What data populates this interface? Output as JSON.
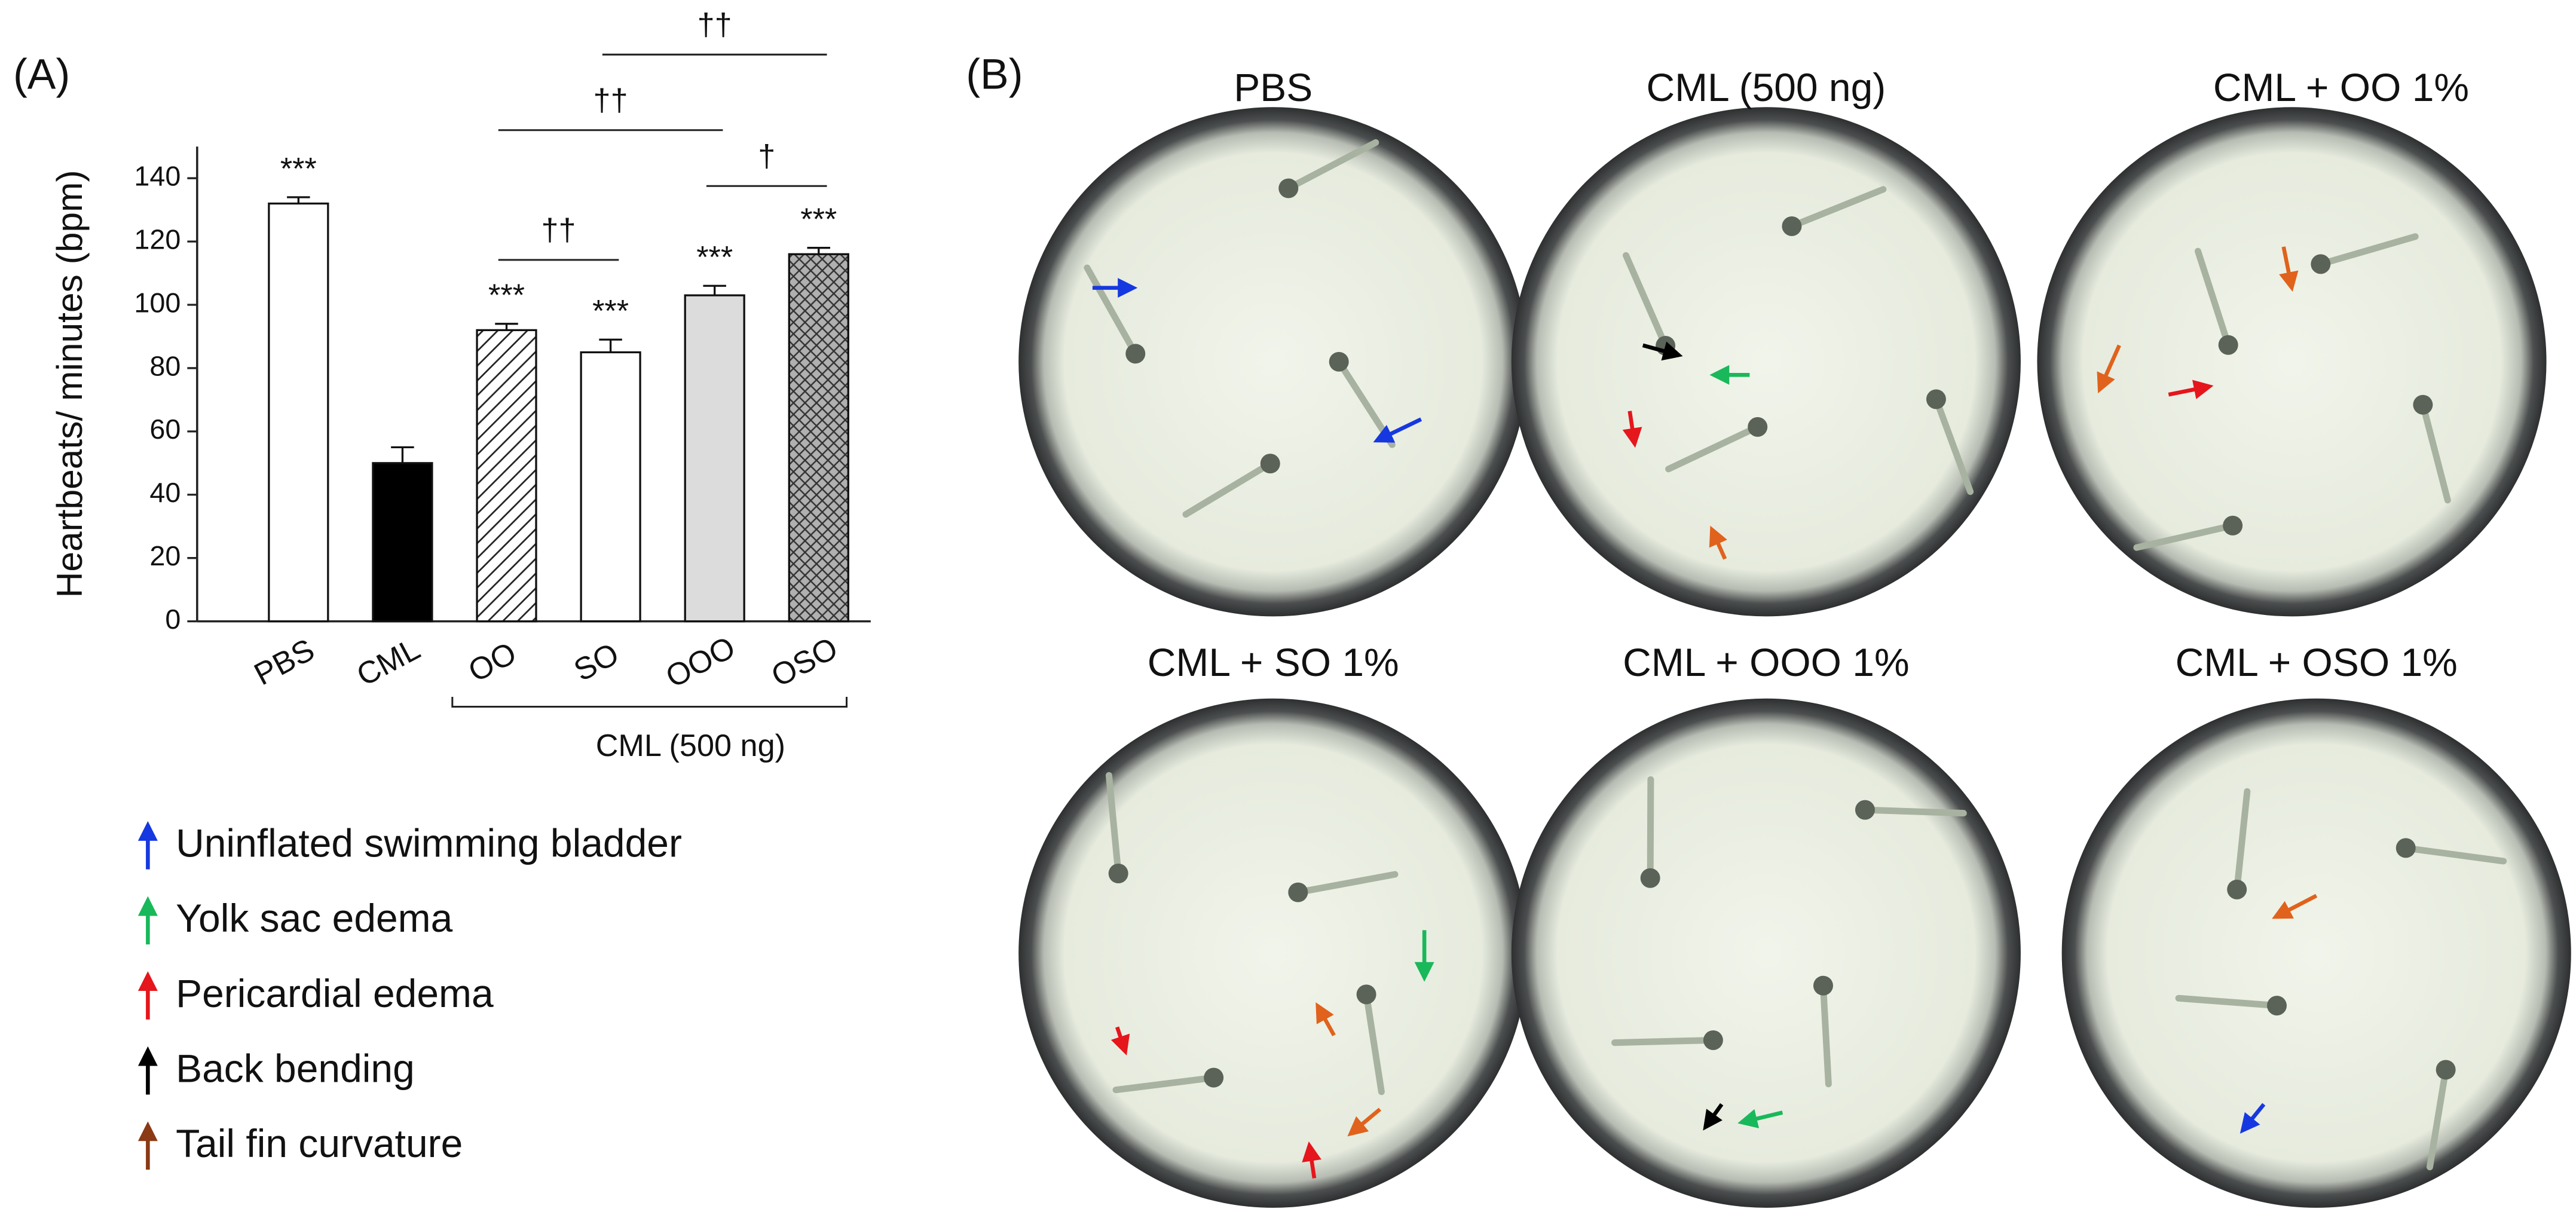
{
  "panel_a_label": "(A)",
  "panel_b_label": "(B)",
  "chart_data": {
    "type": "bar",
    "ylabel": "Heartbeats/ minutes (bpm)",
    "categories": [
      "PBS",
      "CML",
      "OO",
      "SO",
      "OOO",
      "OSO"
    ],
    "values": [
      132,
      50,
      92,
      85,
      103,
      116
    ],
    "errors": [
      2,
      5,
      2,
      4,
      3,
      2
    ],
    "annotations": [
      "***",
      null,
      "***",
      "***",
      "***",
      "***"
    ],
    "colors": [
      "#ffffff",
      "#000000",
      "#ffffff",
      "#ffffff",
      "#dcdcdc",
      "#b0b0b0"
    ],
    "patterns": [
      "none",
      "none",
      "/",
      "\\",
      "none",
      "x"
    ],
    "comparisons": [
      {
        "between": [
          "OO",
          "SO"
        ],
        "label": "††"
      },
      {
        "between": [
          "OOO",
          "OSO"
        ],
        "label": "†"
      },
      {
        "between": [
          "OO",
          "OOO"
        ],
        "label": "††"
      },
      {
        "between": [
          "SO",
          "OSO"
        ],
        "label": "††"
      }
    ],
    "group": {
      "between": [
        "OO",
        "OSO"
      ],
      "label": "CML (500 ng)"
    },
    "ylim": [
      0,
      150
    ],
    "yticks": [
      0,
      20,
      40,
      60,
      80,
      100,
      120,
      140
    ]
  },
  "legend": [
    {
      "label": "Uninflated swimming bladder",
      "color": "#1638e0"
    },
    {
      "label": "Yolk sac edema",
      "color": "#19b85a"
    },
    {
      "label": "Pericardial edema",
      "color": "#e5161c"
    },
    {
      "label": "Back bending",
      "color": "#000000"
    },
    {
      "label": "Tail fin curvature",
      "color": "#8a3a14"
    }
  ],
  "photos": [
    "PBS",
    "CML (500 ng)",
    "CML + OO 1%",
    "CML + SO 1%",
    "CML + OOO 1%",
    "CML + OSO 1%"
  ]
}
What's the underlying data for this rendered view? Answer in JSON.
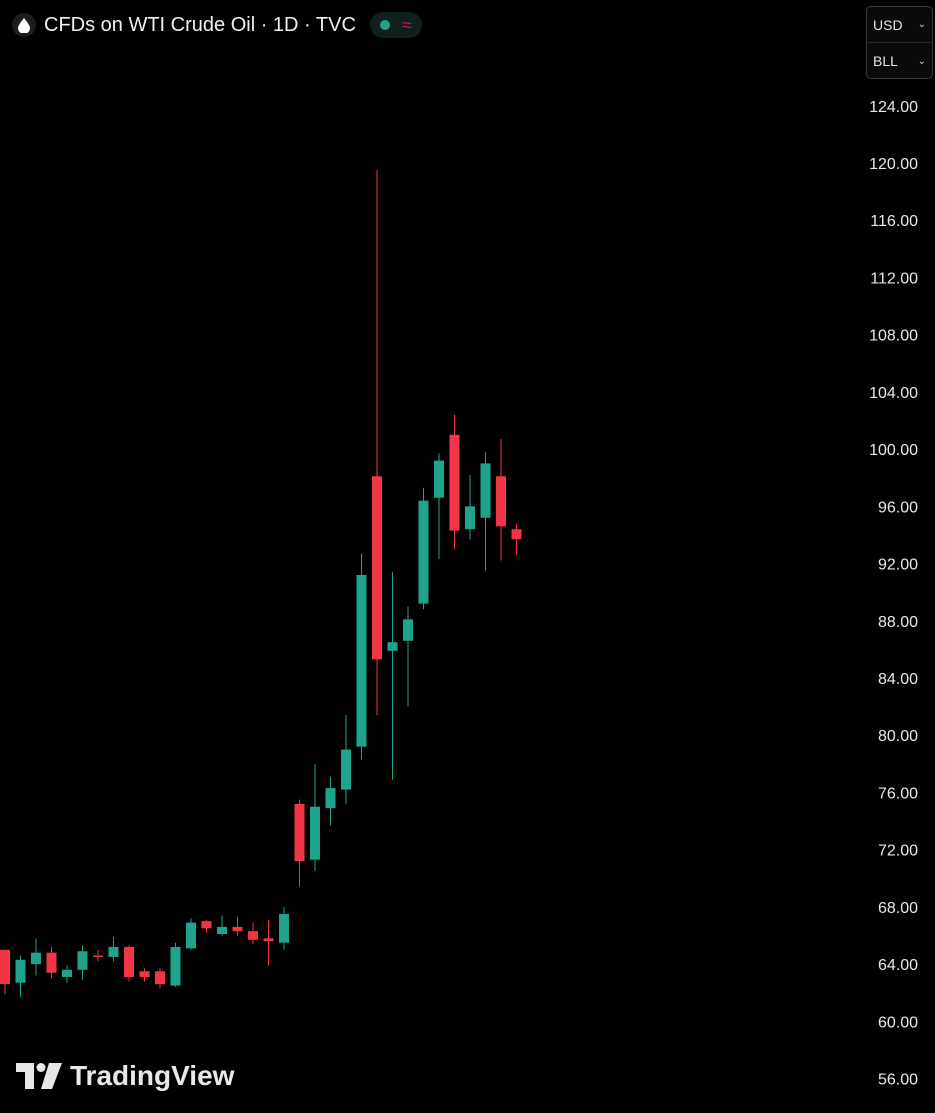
{
  "header": {
    "title": "CFDs on WTI Crude Oil · 1D · TVC",
    "icon": "oil-drop-icon",
    "status_wave": "≈"
  },
  "units": {
    "currency": "USD",
    "unit": "BLL"
  },
  "brand": {
    "name": "TradingView"
  },
  "colors": {
    "up": "#1fa38b",
    "down": "#f23645",
    "background": "#000000",
    "axis_text": "#e8e8e8"
  },
  "chart_data": {
    "type": "candlestick",
    "ylim": [
      54.5,
      126.5
    ],
    "yticks": [
      "124.00",
      "120.00",
      "116.00",
      "112.00",
      "108.00",
      "104.00",
      "100.00",
      "96.00",
      "92.00",
      "88.00",
      "84.00",
      "80.00",
      "76.00",
      "72.00",
      "68.00",
      "64.00",
      "60.00",
      "56.00"
    ],
    "grid": false,
    "candles": [
      {
        "o": 65.0,
        "h": 65.0,
        "l": 61.9,
        "c": 62.6
      },
      {
        "o": 62.7,
        "h": 64.6,
        "l": 61.7,
        "c": 64.3
      },
      {
        "o": 64.0,
        "h": 65.8,
        "l": 63.2,
        "c": 64.8
      },
      {
        "o": 64.8,
        "h": 65.2,
        "l": 63.0,
        "c": 63.4
      },
      {
        "o": 63.1,
        "h": 63.9,
        "l": 62.7,
        "c": 63.6
      },
      {
        "o": 63.6,
        "h": 65.3,
        "l": 62.9,
        "c": 64.9
      },
      {
        "o": 64.6,
        "h": 65.0,
        "l": 64.2,
        "c": 64.5
      },
      {
        "o": 64.5,
        "h": 65.9,
        "l": 64.2,
        "c": 65.2
      },
      {
        "o": 65.2,
        "h": 65.3,
        "l": 62.8,
        "c": 63.1
      },
      {
        "o": 63.5,
        "h": 63.7,
        "l": 62.8,
        "c": 63.1
      },
      {
        "o": 63.5,
        "h": 63.7,
        "l": 62.3,
        "c": 62.6
      },
      {
        "o": 62.5,
        "h": 65.5,
        "l": 62.4,
        "c": 65.2
      },
      {
        "o": 65.1,
        "h": 67.2,
        "l": 65.0,
        "c": 66.9
      },
      {
        "o": 67.0,
        "h": 67.1,
        "l": 66.2,
        "c": 66.5
      },
      {
        "o": 66.1,
        "h": 67.4,
        "l": 66.0,
        "c": 66.6
      },
      {
        "o": 66.6,
        "h": 67.3,
        "l": 66.0,
        "c": 66.3
      },
      {
        "o": 66.3,
        "h": 66.9,
        "l": 65.4,
        "c": 65.7
      },
      {
        "o": 65.8,
        "h": 67.1,
        "l": 63.9,
        "c": 65.6
      },
      {
        "o": 65.5,
        "h": 68.0,
        "l": 65.0,
        "c": 67.5
      },
      {
        "o": 75.2,
        "h": 75.5,
        "l": 69.4,
        "c": 71.2
      },
      {
        "o": 71.3,
        "h": 78.0,
        "l": 70.5,
        "c": 75.0
      },
      {
        "o": 74.9,
        "h": 77.1,
        "l": 73.7,
        "c": 76.3
      },
      {
        "o": 76.2,
        "h": 81.4,
        "l": 75.2,
        "c": 79.0
      },
      {
        "o": 79.2,
        "h": 92.7,
        "l": 78.3,
        "c": 91.2
      },
      {
        "o": 98.1,
        "h": 119.5,
        "l": 81.4,
        "c": 85.3
      },
      {
        "o": 85.9,
        "h": 91.4,
        "l": 76.9,
        "c": 86.5
      },
      {
        "o": 86.6,
        "h": 89.0,
        "l": 82.0,
        "c": 88.1
      },
      {
        "o": 89.2,
        "h": 97.3,
        "l": 88.8,
        "c": 96.4
      },
      {
        "o": 96.6,
        "h": 99.7,
        "l": 92.3,
        "c": 99.2
      },
      {
        "o": 101.0,
        "h": 102.4,
        "l": 93.0,
        "c": 94.3
      },
      {
        "o": 94.4,
        "h": 98.2,
        "l": 93.7,
        "c": 96.0
      },
      {
        "o": 95.2,
        "h": 99.8,
        "l": 91.5,
        "c": 99.0
      },
      {
        "o": 98.1,
        "h": 100.7,
        "l": 92.2,
        "c": 94.6
      },
      {
        "o": 94.4,
        "h": 94.8,
        "l": 92.6,
        "c": 93.7
      }
    ]
  }
}
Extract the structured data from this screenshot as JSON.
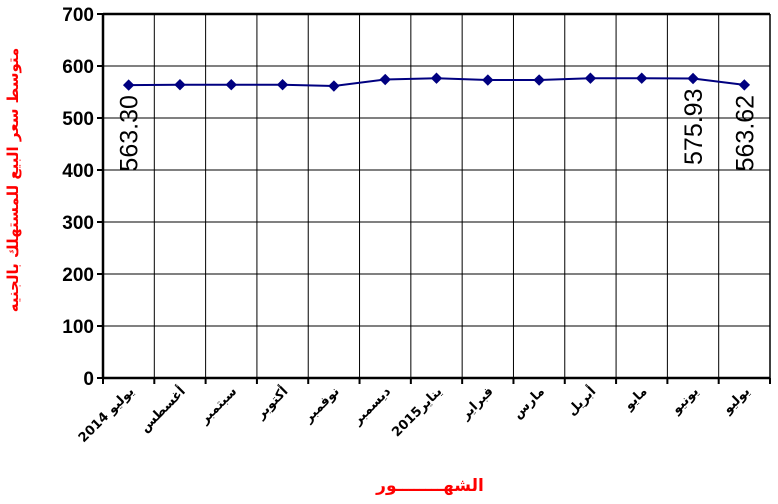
{
  "chart_data": {
    "type": "line",
    "categories": [
      "يوليو 2014",
      "أغسطس",
      "سبتمبر",
      "أكتوبر",
      "نوفمبر",
      "ديسمبر",
      "يناير2015",
      "فبراير",
      "مارس",
      "أبريل",
      "مايو",
      "يونيو",
      "يوليو"
    ],
    "series": [
      {
        "values": [
          563.3,
          564.0,
          564.0,
          564.0,
          561.5,
          574.0,
          576.5,
          573.0,
          573.0,
          576.5,
          576.5,
          575.93,
          563.62
        ]
      }
    ],
    "data_labels": [
      {
        "index": 0,
        "text": "563.30"
      },
      {
        "index": 11,
        "text": "575.93"
      },
      {
        "index": 12,
        "text": "563.62"
      }
    ],
    "ylabel": "متوسط سعر البيع للمستهلك بالجنيه",
    "xlabel": "الشهــــــــور",
    "ylim": [
      0,
      700
    ],
    "yticks": [
      0,
      100,
      200,
      300,
      400,
      500,
      600,
      700
    ],
    "grid": {
      "x": true,
      "y": true
    },
    "colors": {
      "line": "#000080",
      "marker": "#000080",
      "axis_title": "#ff0000",
      "grid": "#000000"
    }
  }
}
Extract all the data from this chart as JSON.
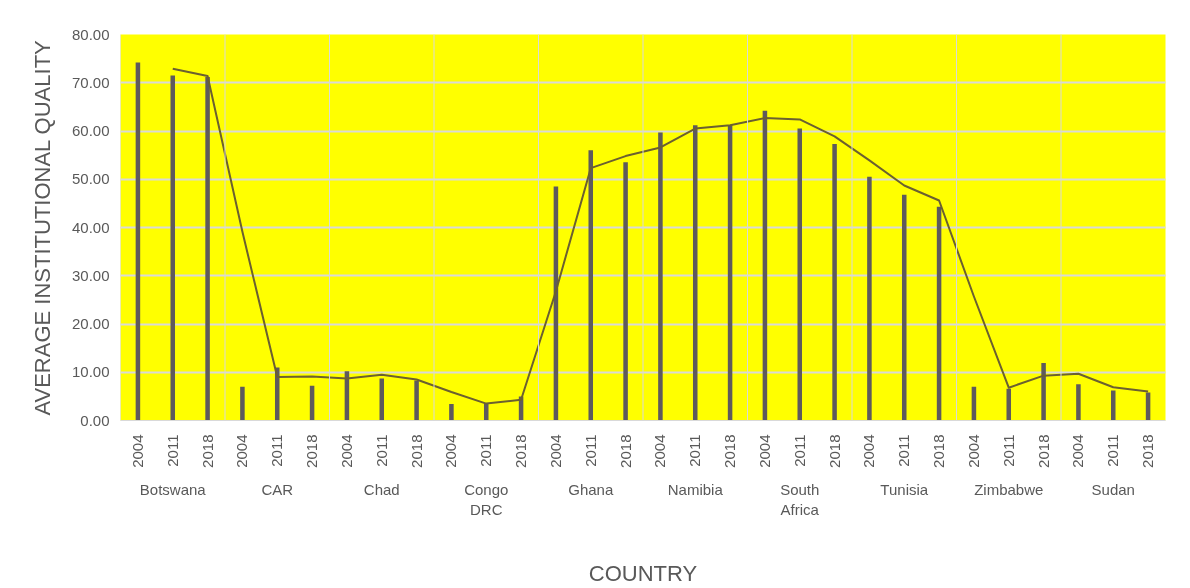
{
  "chart_data": {
    "type": "bar",
    "xlabel": "COUNTRY",
    "ylabel": "AVERAGE INSTITUTIONAL QUALITY",
    "categories": [
      "2004",
      "2011",
      "2018",
      "2004",
      "2011",
      "2018",
      "2004",
      "2011",
      "2018",
      "2004",
      "2011",
      "2018",
      "2004",
      "2011",
      "2018",
      "2004",
      "2011",
      "2018",
      "2004",
      "2011",
      "2018",
      "2004",
      "2011",
      "2018",
      "2004",
      "2011",
      "2018",
      "2004",
      "2011",
      "2018"
    ],
    "annotations": [
      "Botswana",
      "CAR",
      "Chad",
      "Congo DRC",
      "Ghana",
      "Namibia",
      "South Africa",
      "Tunisia",
      "Zimbabwe",
      "Sudan"
    ],
    "series": [
      {
        "color": "#5e5a5c",
        "values": [
          74.2,
          71.5,
          71.2,
          7.0,
          11.0,
          7.2,
          10.2,
          8.7,
          8.3,
          3.4,
          3.5,
          5.0,
          48.5,
          56.0,
          53.5,
          59.7,
          61.2,
          61.2,
          64.2,
          60.5,
          57.3,
          50.5,
          46.8,
          44.3,
          7.0,
          6.6,
          11.9,
          7.5,
          6.2,
          5.8
        ]
      },
      {
        "type": "line",
        "color": "#6b6030",
        "values": [
          null,
          72.9,
          71.4,
          39.1,
          9.0,
          9.1,
          8.7,
          9.5,
          8.5,
          5.9,
          3.5,
          4.3,
          26.8,
          52.3,
          54.8,
          56.6,
          60.5,
          61.2,
          62.7,
          62.4,
          58.9,
          53.9,
          48.7,
          45.6,
          25.7,
          6.8,
          9.3,
          9.7,
          6.9,
          6.0
        ]
      }
    ],
    "ylim": [
      0,
      80
    ],
    "yticks": [
      {
        "value": 0,
        "label": "0.00"
      },
      {
        "value": 10,
        "label": "10.00"
      },
      {
        "value": 20,
        "label": "20.00"
      },
      {
        "value": 30,
        "label": "30.00"
      },
      {
        "value": 40,
        "label": "40.00"
      },
      {
        "value": 50,
        "label": "50.00"
      },
      {
        "value": 60,
        "label": "60.00"
      },
      {
        "value": 70,
        "label": "70.00"
      },
      {
        "value": 80,
        "label": "80.00"
      }
    ],
    "grid": "y"
  }
}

What is being asked: Copy out each line that contains the word "type".

Solution:
    "type": "bar",
    "type": "candlestick",
    "type": "line",
    "type": "bar",
        "type": "line",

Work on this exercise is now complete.